Dataset records:
-----

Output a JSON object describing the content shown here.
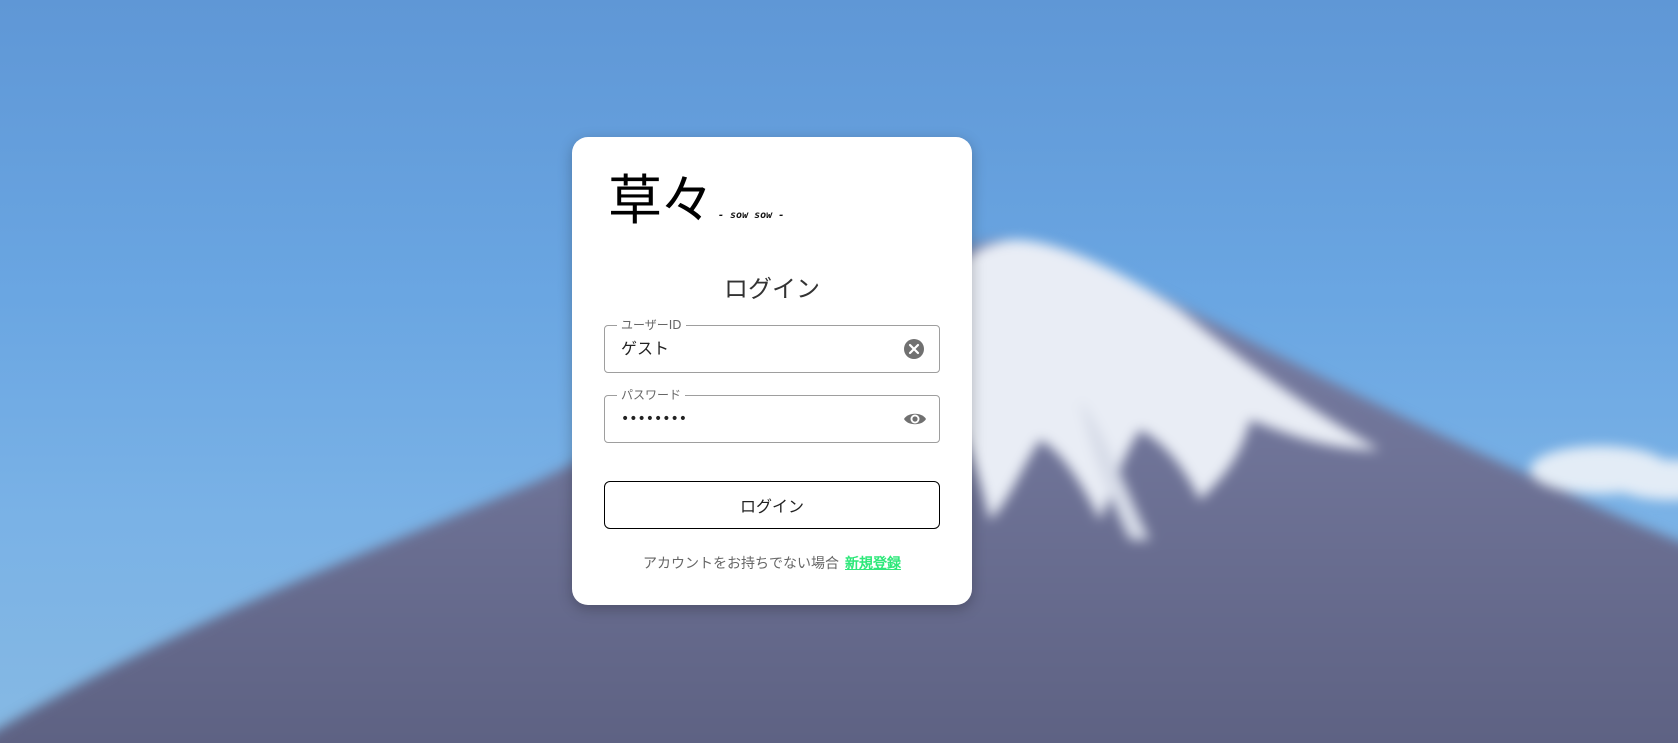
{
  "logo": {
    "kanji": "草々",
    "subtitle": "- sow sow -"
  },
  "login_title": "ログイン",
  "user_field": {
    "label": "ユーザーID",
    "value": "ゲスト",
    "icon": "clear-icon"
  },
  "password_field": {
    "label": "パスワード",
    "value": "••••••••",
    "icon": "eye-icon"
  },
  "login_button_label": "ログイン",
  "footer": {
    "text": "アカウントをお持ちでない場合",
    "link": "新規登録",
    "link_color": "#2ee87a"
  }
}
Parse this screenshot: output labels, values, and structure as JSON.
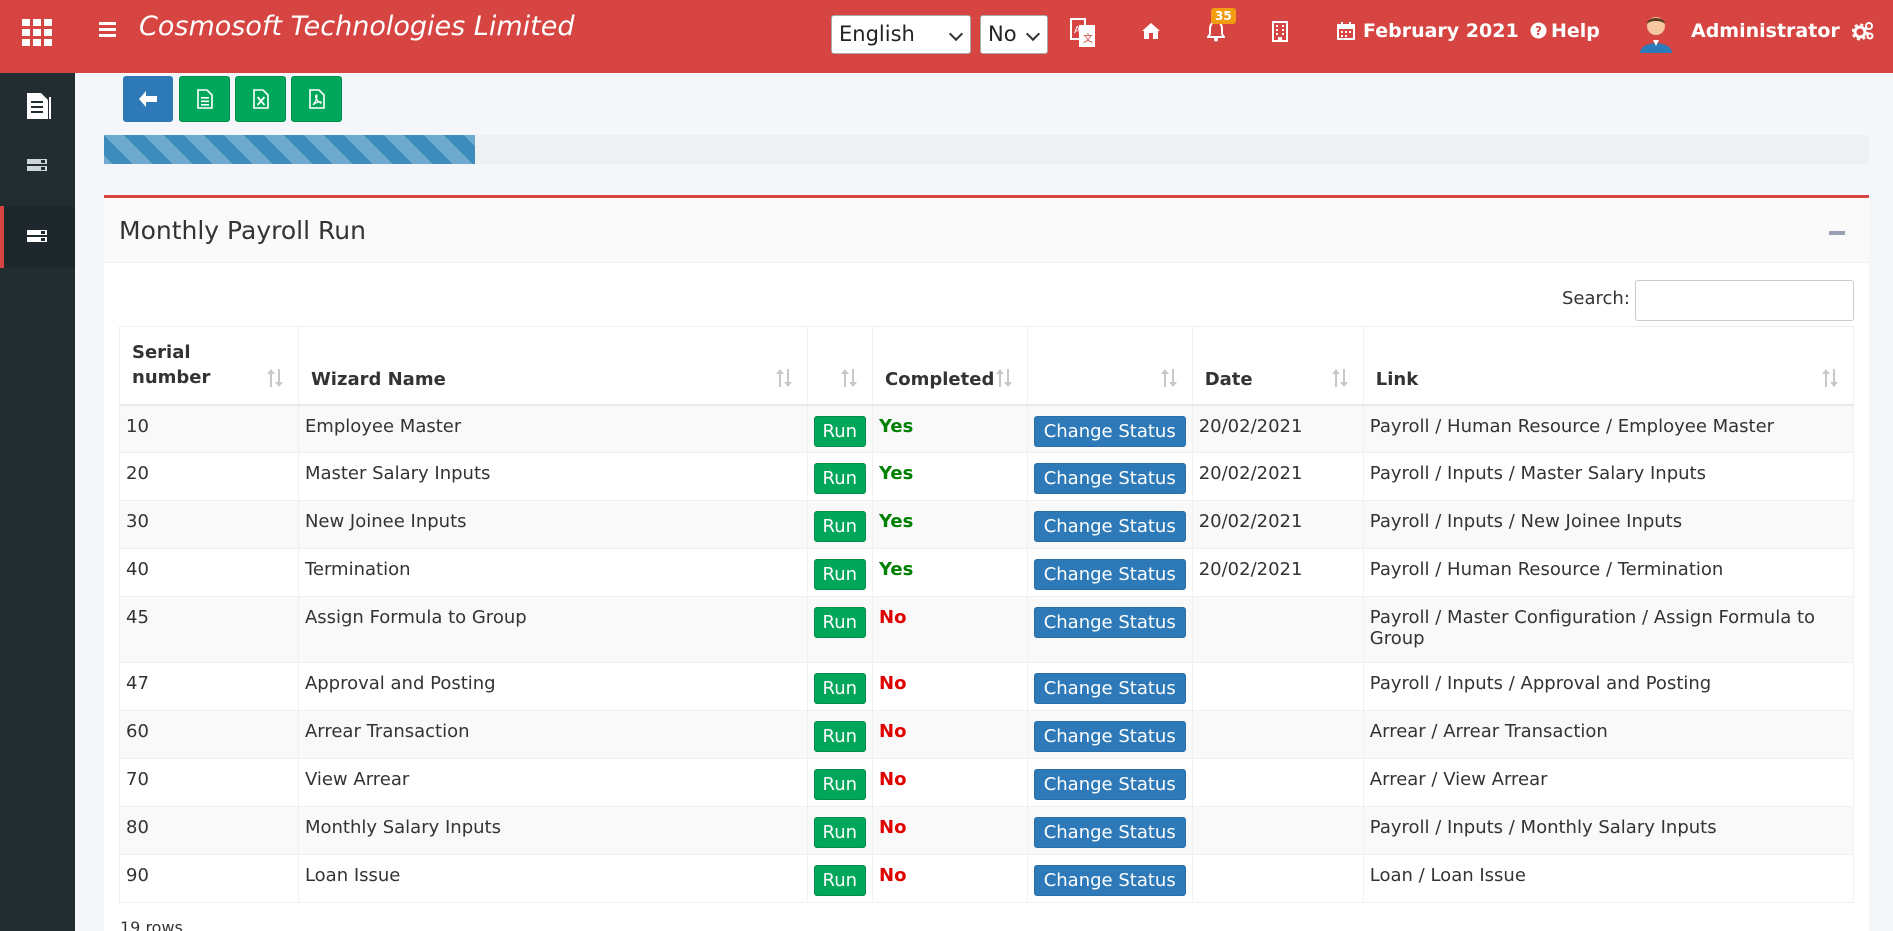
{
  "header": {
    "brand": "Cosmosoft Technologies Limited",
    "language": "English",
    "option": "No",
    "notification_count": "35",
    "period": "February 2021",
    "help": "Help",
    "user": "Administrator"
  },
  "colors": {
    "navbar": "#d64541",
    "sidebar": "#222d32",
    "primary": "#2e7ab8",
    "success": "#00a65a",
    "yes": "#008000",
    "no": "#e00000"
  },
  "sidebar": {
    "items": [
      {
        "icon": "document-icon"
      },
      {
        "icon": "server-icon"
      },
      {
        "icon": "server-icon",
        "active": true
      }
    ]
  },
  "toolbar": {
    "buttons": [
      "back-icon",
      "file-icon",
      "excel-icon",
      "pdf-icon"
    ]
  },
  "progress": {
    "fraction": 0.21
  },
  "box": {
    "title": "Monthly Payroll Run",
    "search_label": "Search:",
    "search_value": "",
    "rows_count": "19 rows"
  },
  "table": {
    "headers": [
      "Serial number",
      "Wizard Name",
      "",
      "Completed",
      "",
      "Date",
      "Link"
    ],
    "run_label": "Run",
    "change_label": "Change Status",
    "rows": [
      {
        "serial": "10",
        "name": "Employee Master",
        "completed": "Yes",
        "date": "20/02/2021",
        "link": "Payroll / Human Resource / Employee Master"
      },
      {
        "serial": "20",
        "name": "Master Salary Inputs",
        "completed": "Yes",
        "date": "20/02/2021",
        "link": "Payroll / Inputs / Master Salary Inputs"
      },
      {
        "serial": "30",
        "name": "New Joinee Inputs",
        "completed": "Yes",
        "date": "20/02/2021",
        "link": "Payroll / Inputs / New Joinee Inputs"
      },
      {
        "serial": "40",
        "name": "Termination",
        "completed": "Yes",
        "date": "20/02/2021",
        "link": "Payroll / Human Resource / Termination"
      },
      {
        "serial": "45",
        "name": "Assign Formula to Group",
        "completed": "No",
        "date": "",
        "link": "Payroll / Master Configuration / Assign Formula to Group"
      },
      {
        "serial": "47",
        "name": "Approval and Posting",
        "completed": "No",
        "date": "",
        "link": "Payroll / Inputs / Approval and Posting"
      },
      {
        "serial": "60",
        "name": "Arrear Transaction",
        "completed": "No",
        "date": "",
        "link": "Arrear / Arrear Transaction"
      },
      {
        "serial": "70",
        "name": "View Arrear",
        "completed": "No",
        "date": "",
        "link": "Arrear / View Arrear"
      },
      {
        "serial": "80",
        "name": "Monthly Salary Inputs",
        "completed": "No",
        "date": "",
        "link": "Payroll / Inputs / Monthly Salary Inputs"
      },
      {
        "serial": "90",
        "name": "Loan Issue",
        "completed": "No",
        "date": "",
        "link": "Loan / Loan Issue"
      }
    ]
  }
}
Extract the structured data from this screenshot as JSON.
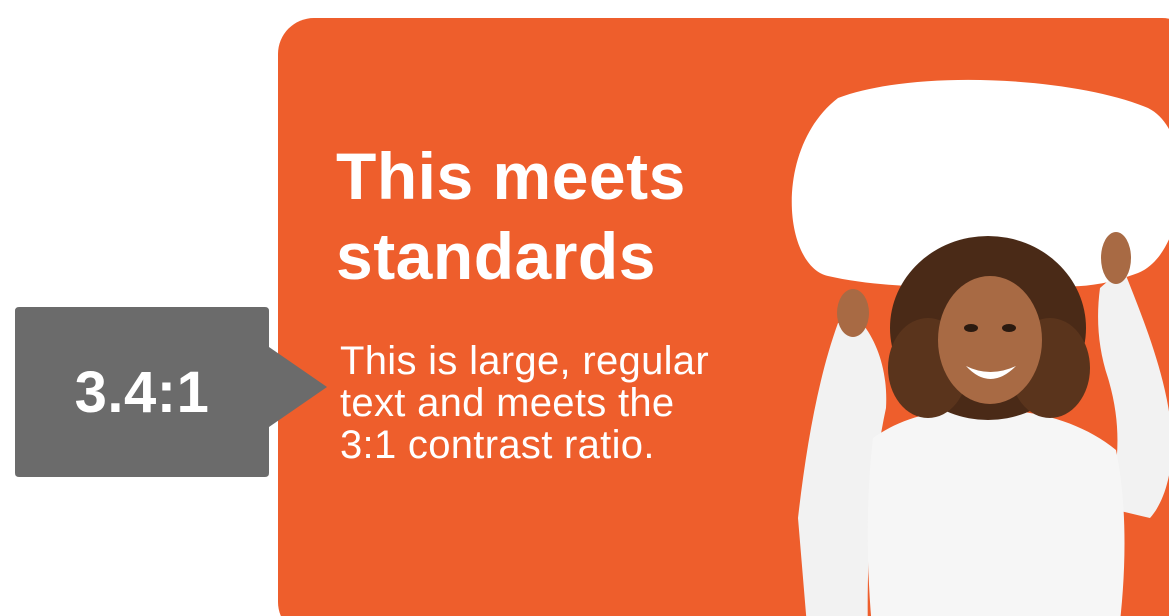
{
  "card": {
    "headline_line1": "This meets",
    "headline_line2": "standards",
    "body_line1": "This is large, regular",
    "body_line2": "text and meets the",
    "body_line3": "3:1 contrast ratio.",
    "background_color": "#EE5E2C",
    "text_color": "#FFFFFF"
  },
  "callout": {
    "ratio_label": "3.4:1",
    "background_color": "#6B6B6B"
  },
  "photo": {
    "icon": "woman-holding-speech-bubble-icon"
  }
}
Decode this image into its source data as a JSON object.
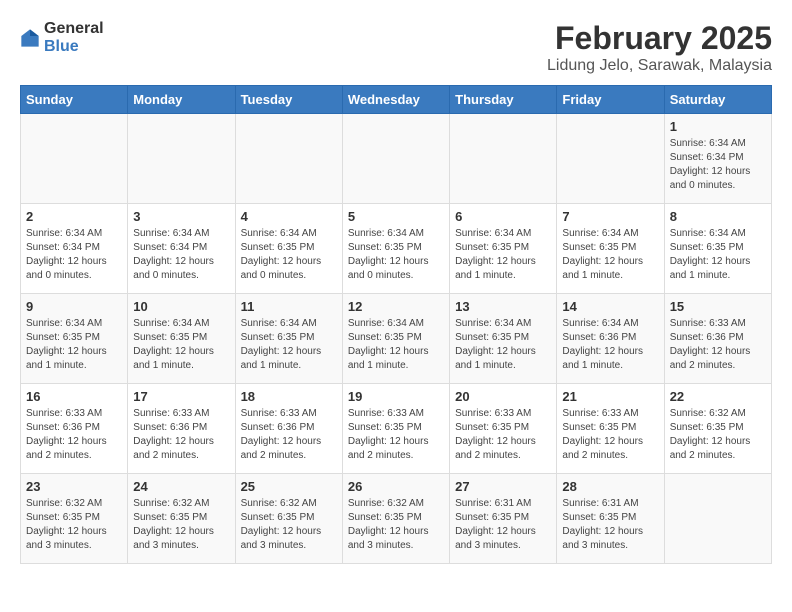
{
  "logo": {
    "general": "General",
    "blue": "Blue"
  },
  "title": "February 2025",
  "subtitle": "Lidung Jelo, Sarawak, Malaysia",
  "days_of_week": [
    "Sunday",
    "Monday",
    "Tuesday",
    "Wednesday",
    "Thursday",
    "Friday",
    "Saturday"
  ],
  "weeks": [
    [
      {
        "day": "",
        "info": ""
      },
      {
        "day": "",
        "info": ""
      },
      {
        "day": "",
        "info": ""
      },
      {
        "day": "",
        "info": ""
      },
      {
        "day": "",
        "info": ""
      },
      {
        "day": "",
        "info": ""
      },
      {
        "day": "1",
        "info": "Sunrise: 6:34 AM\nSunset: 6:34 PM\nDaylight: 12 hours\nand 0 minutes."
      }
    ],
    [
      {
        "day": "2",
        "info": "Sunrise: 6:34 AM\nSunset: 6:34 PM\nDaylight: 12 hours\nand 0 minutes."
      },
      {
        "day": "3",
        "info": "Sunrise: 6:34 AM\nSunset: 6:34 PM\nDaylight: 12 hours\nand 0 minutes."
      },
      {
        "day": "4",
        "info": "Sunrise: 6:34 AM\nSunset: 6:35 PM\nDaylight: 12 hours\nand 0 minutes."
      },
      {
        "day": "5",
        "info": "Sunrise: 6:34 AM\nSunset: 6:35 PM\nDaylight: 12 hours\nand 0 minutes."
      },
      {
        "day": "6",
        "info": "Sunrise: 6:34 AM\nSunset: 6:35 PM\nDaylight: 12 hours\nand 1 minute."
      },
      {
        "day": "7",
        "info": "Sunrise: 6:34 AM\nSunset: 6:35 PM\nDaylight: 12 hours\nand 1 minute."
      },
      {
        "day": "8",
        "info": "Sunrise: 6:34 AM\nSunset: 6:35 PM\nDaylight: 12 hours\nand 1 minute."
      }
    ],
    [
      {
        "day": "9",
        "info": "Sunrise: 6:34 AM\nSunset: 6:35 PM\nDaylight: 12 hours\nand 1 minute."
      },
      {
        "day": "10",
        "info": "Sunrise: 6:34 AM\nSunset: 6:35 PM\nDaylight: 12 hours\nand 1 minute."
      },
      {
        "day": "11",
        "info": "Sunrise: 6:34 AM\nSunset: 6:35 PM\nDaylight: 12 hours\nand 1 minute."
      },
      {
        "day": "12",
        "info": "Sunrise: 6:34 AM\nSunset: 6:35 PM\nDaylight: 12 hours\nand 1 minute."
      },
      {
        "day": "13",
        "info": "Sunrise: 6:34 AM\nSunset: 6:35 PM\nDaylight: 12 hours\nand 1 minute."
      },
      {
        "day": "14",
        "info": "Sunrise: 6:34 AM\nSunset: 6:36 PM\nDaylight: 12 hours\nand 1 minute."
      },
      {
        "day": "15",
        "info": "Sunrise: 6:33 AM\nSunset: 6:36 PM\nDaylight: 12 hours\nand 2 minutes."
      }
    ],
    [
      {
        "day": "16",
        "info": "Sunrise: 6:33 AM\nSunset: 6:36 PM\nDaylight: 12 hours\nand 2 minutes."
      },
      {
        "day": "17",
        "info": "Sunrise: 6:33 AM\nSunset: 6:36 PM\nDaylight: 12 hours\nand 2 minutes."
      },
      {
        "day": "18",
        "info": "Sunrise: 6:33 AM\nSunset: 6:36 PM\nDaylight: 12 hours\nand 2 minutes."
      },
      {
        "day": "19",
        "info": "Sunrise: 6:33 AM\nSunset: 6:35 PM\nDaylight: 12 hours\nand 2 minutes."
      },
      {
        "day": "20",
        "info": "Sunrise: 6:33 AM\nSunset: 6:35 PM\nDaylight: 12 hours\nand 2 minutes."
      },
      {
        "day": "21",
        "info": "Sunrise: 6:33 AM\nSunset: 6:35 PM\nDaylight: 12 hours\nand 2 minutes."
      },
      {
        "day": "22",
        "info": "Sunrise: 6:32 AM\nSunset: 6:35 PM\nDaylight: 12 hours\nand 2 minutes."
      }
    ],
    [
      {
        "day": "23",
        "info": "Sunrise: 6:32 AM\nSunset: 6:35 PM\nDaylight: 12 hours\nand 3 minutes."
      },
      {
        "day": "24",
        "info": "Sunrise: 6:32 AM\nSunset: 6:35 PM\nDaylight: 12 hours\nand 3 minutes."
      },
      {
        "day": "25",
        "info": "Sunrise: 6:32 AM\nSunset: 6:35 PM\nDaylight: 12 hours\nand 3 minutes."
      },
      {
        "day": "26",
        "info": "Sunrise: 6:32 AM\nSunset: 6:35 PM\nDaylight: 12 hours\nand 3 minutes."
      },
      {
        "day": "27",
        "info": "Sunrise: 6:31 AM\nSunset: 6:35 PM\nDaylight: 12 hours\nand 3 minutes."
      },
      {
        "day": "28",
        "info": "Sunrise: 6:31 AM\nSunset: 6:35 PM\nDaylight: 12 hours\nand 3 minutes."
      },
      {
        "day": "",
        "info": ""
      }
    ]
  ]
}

-----

Lines that include the word "Arrear" — how many are there in the data? Answer with the number alone.

4